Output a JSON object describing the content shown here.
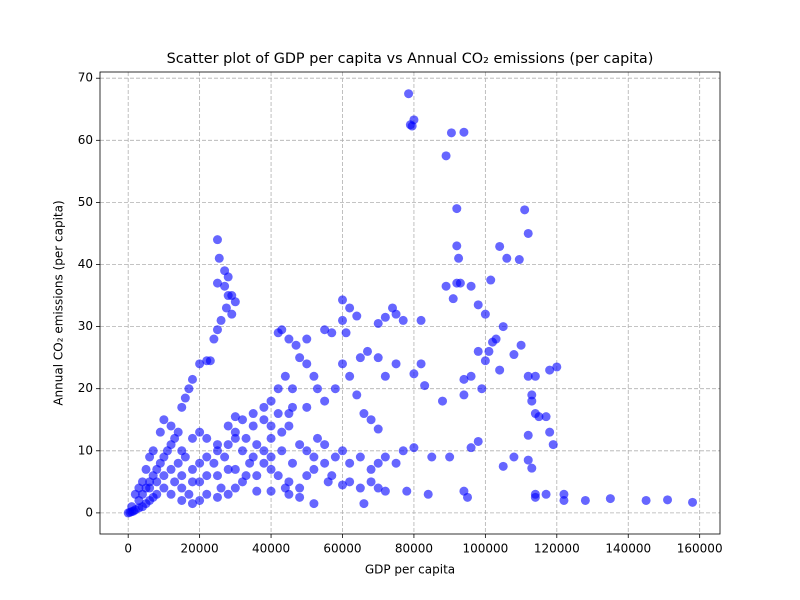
{
  "chart_data": {
    "type": "scatter",
    "title": "Scatter plot of GDP per capita vs Annual CO₂ emissions (per capita)",
    "xlabel": "GDP per capita",
    "ylabel": "Annual CO₂ emissions (per capita)",
    "color": "#0000ff",
    "grid": true,
    "xlim": [
      -7890,
      165690
    ],
    "ylim": [
      -3.4,
      71
    ],
    "xticks": [
      0,
      20000,
      40000,
      60000,
      80000,
      100000,
      120000,
      140000,
      160000
    ],
    "yticks": [
      0,
      10,
      20,
      30,
      40,
      50,
      60,
      70
    ],
    "x": [
      78500,
      79000,
      80000,
      79500,
      89000,
      90500,
      94000,
      92000,
      111000,
      112000,
      92000,
      104000,
      92500,
      106000,
      109500,
      101500,
      93000,
      92000,
      96000,
      89000,
      91000,
      98000,
      100000,
      82000,
      77000,
      74000,
      72000,
      75000,
      70000,
      60000,
      62000,
      64000,
      60000,
      61000,
      55000,
      57000,
      50000,
      47000,
      45000,
      43000,
      42000,
      25000,
      25500,
      25000,
      27000,
      28000,
      27000,
      28000,
      29000,
      30000,
      27500,
      29000,
      26000,
      25000,
      24000,
      22000,
      23000,
      20000,
      18000,
      17000,
      16000,
      15000,
      60000,
      62000,
      65000,
      67000,
      70000,
      72000,
      75000,
      80000,
      82000,
      83000,
      88000,
      94000,
      96000,
      94000,
      98000,
      99000,
      100000,
      101000,
      102000,
      103000,
      104000,
      105000,
      108000,
      110000,
      112000,
      114000,
      118000,
      120000,
      113000,
      113000,
      114000,
      115000,
      117000,
      118000,
      119000,
      112000,
      113000,
      114000,
      114000,
      117000,
      122000,
      122000,
      128000,
      135000,
      145000,
      151000,
      158000,
      94000,
      95000,
      84000,
      78000,
      72000,
      70000,
      66000,
      52000,
      48000,
      40000,
      45000,
      96000,
      98000,
      108000,
      112000,
      105000,
      90000,
      85000,
      80000,
      77000,
      70000,
      68000,
      66000,
      64000,
      58000,
      55000,
      50000,
      45000,
      40000,
      38000,
      35000,
      32000,
      30000,
      48000,
      50000,
      52000,
      44000,
      42000,
      40000,
      46000,
      53000,
      0,
      500,
      1000,
      1500,
      2000,
      3000,
      4000,
      5000,
      6000,
      7000,
      8000,
      3000,
      4000,
      5000,
      6000,
      7000,
      8000,
      9000,
      10000,
      11000,
      12000,
      13000,
      10000,
      12000,
      9000,
      14000,
      6000,
      7000,
      5000,
      8000,
      10000,
      12000,
      15000,
      18000,
      20000,
      22000,
      25000,
      28000,
      30000,
      15000,
      18000,
      20000,
      22000,
      25000,
      28000,
      30000,
      32000,
      35000,
      38000,
      40000,
      42000,
      45000,
      48000,
      50000,
      52000,
      55000,
      58000,
      60000,
      62000,
      65000,
      68000,
      70000,
      72000,
      75000,
      15000,
      18000,
      20000,
      22000,
      25000,
      28000,
      30000,
      33000,
      36000,
      40000,
      43000,
      45000,
      48000,
      50000,
      53000,
      55000,
      15000,
      18000,
      20000,
      22000,
      25000,
      28000,
      30000,
      33000,
      36000,
      40000,
      43000,
      46000,
      52000,
      57000,
      12000,
      14000,
      16000,
      10000,
      6000,
      4000,
      3000,
      2000,
      1000,
      35000,
      38000,
      42000,
      46000,
      24000,
      26000,
      32000,
      44000,
      56000,
      60000,
      62000,
      65000,
      68000,
      36000,
      34000,
      38000,
      27000,
      17000,
      13000
    ],
    "y": [
      67.5,
      62.5,
      63.3,
      62.3,
      57.5,
      61.2,
      61.3,
      49,
      48.8,
      45,
      43,
      42.9,
      41,
      41,
      40.8,
      37.5,
      37,
      37,
      36.5,
      36.5,
      34.5,
      33.5,
      32,
      31,
      31,
      33,
      31.5,
      32,
      30.5,
      34.3,
      33,
      31.7,
      31,
      29,
      29.5,
      29,
      28,
      27,
      28,
      29.5,
      29,
      44,
      41,
      37,
      39,
      38,
      36.5,
      35,
      35,
      34,
      33,
      32,
      31,
      29.5,
      28,
      24.5,
      24.5,
      24,
      21.5,
      20,
      18.5,
      17,
      24,
      22,
      25,
      26,
      25,
      22,
      24,
      22.4,
      24,
      20.5,
      18,
      21.5,
      22,
      19,
      26,
      20,
      24.5,
      26,
      27.5,
      28,
      23,
      30,
      25.5,
      27,
      22,
      22,
      23,
      23.5,
      19,
      18,
      16,
      15.5,
      15.5,
      13,
      11,
      12.5,
      7.2,
      3,
      2.5,
      3,
      3,
      2,
      2,
      2.3,
      2,
      2.1,
      1.7,
      3.5,
      2.5,
      3,
      3.5,
      3.5,
      4,
      1.5,
      1.5,
      2.5,
      3.5,
      3,
      10.5,
      11.5,
      9,
      8.5,
      7.5,
      9,
      9,
      10.5,
      10,
      13.5,
      15,
      16,
      19,
      20,
      18,
      17,
      16,
      14,
      17,
      16,
      15,
      15.5,
      25,
      24,
      22,
      22,
      20,
      18,
      20,
      20,
      0,
      0.1,
      0.2,
      0.3,
      0.5,
      0.8,
      1,
      1.5,
      2,
      2.5,
      3,
      2,
      3,
      4,
      5,
      6,
      7,
      8,
      9,
      10,
      11,
      12,
      15,
      14,
      13,
      13,
      9,
      10,
      7,
      5,
      4,
      3,
      2,
      1.5,
      2,
      3,
      2.5,
      3,
      4,
      6,
      7,
      8,
      9,
      10,
      11,
      12,
      10,
      9,
      8,
      7,
      6,
      5,
      4,
      6,
      7,
      8,
      9,
      10,
      8,
      9,
      7,
      8,
      9,
      8,
      10,
      12,
      13,
      12,
      11,
      14,
      13,
      12,
      11,
      12,
      13,
      14,
      11,
      10,
      12,
      11,
      4,
      5,
      5,
      6,
      6,
      7,
      7,
      6,
      6,
      9,
      10,
      8,
      9,
      6,
      7,
      8,
      9,
      6,
      4,
      5,
      4,
      3,
      1,
      14,
      15,
      16,
      17,
      8,
      4,
      5,
      4,
      5,
      4.5,
      5,
      4,
      5,
      3.5,
      8,
      10,
      9,
      3,
      5
    ]
  }
}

### WORK INSTRUCTIONS
In the listing, find all lines with the string "capita" and copy them.

### SOLUTION TO THIS TASK
    "title": "Scatter plot of GDP per capita vs Annual CO₂ emissions (per capita)",
    "xlabel": "GDP per capita",
    "ylabel": "Annual CO₂ emissions (per capita)",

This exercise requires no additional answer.